## Brief
Please give the listing again in its entirety, exactly as written.

Stored data

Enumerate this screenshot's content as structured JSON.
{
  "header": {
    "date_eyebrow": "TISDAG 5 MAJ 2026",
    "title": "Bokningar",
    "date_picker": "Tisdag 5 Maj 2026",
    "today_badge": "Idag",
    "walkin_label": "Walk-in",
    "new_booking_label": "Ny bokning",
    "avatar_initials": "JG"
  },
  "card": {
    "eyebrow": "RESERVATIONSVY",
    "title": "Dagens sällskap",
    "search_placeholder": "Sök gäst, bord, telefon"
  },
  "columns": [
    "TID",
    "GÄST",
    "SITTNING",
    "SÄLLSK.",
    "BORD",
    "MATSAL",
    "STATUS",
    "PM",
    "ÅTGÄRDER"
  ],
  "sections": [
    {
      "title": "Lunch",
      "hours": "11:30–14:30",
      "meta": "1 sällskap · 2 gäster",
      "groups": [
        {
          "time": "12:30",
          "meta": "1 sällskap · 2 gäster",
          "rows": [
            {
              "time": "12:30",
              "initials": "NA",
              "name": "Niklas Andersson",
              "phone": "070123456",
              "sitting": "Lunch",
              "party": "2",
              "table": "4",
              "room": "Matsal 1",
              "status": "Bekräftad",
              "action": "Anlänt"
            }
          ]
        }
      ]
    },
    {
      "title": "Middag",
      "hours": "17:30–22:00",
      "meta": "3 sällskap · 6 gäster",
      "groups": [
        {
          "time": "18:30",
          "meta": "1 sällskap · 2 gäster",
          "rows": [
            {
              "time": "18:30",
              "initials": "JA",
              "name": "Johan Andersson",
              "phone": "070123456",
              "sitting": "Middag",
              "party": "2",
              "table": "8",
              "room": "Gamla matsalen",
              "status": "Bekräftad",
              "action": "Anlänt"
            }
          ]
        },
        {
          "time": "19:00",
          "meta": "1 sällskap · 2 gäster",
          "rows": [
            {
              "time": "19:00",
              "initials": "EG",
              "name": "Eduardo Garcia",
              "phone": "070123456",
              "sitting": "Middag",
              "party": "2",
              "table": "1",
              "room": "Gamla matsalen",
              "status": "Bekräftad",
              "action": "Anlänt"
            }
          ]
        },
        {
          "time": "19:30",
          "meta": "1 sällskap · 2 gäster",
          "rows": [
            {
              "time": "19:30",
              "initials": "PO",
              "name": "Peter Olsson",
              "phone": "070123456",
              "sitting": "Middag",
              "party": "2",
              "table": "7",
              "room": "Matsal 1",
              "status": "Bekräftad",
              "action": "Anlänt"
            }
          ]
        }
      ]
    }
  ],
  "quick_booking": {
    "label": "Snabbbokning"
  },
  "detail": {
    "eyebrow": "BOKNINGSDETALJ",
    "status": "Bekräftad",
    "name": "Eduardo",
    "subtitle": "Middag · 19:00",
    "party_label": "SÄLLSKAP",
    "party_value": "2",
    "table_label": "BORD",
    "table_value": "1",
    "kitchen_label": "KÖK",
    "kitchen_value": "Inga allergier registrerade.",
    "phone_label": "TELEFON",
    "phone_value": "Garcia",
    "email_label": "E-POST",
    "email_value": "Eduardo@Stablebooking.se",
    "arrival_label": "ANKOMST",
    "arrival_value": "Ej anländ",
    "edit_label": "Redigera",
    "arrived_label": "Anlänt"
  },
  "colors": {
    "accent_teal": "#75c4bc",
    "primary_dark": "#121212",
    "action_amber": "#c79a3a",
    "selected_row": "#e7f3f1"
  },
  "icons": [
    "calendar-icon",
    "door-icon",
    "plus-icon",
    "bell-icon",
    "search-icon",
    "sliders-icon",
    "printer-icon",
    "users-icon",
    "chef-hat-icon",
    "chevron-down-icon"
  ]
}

## Written answer
Enumerate this screenshot's content as structured JSON.
{
  "header": {
    "date_eyebrow": "TISDAG 5 MAJ 2026",
    "title": "Bokningar",
    "date_picker": "Tisdag 5 Maj 2026",
    "today_badge": "Idag",
    "walkin_label": "Walk-in",
    "new_booking_label": "Ny bokning",
    "avatar_initials": "JG"
  },
  "card": {
    "eyebrow": "RESERVATIONSVY",
    "title": "Dagens sällskap",
    "search_placeholder": "Sök gäst, bord, telefon"
  },
  "columns": [
    "TID",
    "GÄST",
    "SITTNING",
    "SÄLLSK.",
    "BORD",
    "MATSAL",
    "STATUS",
    "PM",
    "ÅTGÄRDER"
  ],
  "sections": [
    {
      "title": "Lunch",
      "hours": "11:30–14:30",
      "meta": "1 sällskap · 2 gäster",
      "groups": [
        {
          "time": "12:30",
          "meta": "1 sällskap · 2 gäster",
          "rows": [
            {
              "time": "12:30",
              "initials": "NA",
              "name": "Niklas Andersson",
              "phone": "070123456",
              "sitting": "Lunch",
              "party": "2",
              "table": "4",
              "room": "Matsal 1",
              "status": "Bekräftad",
              "action": "Anlänt"
            }
          ]
        }
      ]
    },
    {
      "title": "Middag",
      "hours": "17:30–22:00",
      "meta": "3 sällskap · 6 gäster",
      "groups": [
        {
          "time": "18:30",
          "meta": "1 sällskap · 2 gäster",
          "rows": [
            {
              "time": "18:30",
              "initials": "JA",
              "name": "Johan Andersson",
              "phone": "070123456",
              "sitting": "Middag",
              "party": "2",
              "table": "8",
              "room": "Gamla matsalen",
              "status": "Bekräftad",
              "action": "Anlänt"
            }
          ]
        },
        {
          "time": "19:00",
          "meta": "1 sällskap · 2 gäster",
          "rows": [
            {
              "time": "19:00",
              "initials": "EG",
              "name": "Eduardo Garcia",
              "phone": "070123456",
              "sitting": "Middag",
              "party": "2",
              "table": "1",
              "room": "Gamla matsalen",
              "status": "Bekräftad",
              "action": "Anlänt"
            }
          ]
        },
        {
          "time": "19:30",
          "meta": "1 sällskap · 2 gäster",
          "rows": [
            {
              "time": "19:30",
              "initials": "PO",
              "name": "Peter Olsson",
              "phone": "070123456",
              "sitting": "Middag",
              "party": "2",
              "table": "7",
              "room": "Matsal 1",
              "status": "Bekräftad",
              "action": "Anlänt"
            }
          ]
        }
      ]
    }
  ],
  "quick_booking": {
    "label": "Snabbbokning"
  },
  "detail": {
    "eyebrow": "BOKNINGSDETALJ",
    "status": "Bekräftad",
    "name": "Eduardo",
    "subtitle": "Middag · 19:00",
    "party_label": "SÄLLSKAP",
    "party_value": "2",
    "table_label": "BORD",
    "table_value": "1",
    "kitchen_label": "KÖK",
    "kitchen_value": "Inga allergier registrerade.",
    "phone_label": "TELEFON",
    "phone_value": "Garcia",
    "email_label": "E-POST",
    "email_value": "Eduardo@Stablebooking.se",
    "arrival_label": "ANKOMST",
    "arrival_value": "Ej anländ",
    "edit_label": "Redigera",
    "arrived_label": "Anlänt"
  },
  "colors": {
    "accent_teal": "#75c4bc",
    "primary_dark": "#121212",
    "action_amber": "#c79a3a",
    "selected_row": "#e7f3f1"
  },
  "icons": [
    "calendar-icon",
    "door-icon",
    "plus-icon",
    "bell-icon",
    "search-icon",
    "sliders-icon",
    "printer-icon",
    "users-icon",
    "chef-hat-icon",
    "chevron-down-icon"
  ]
}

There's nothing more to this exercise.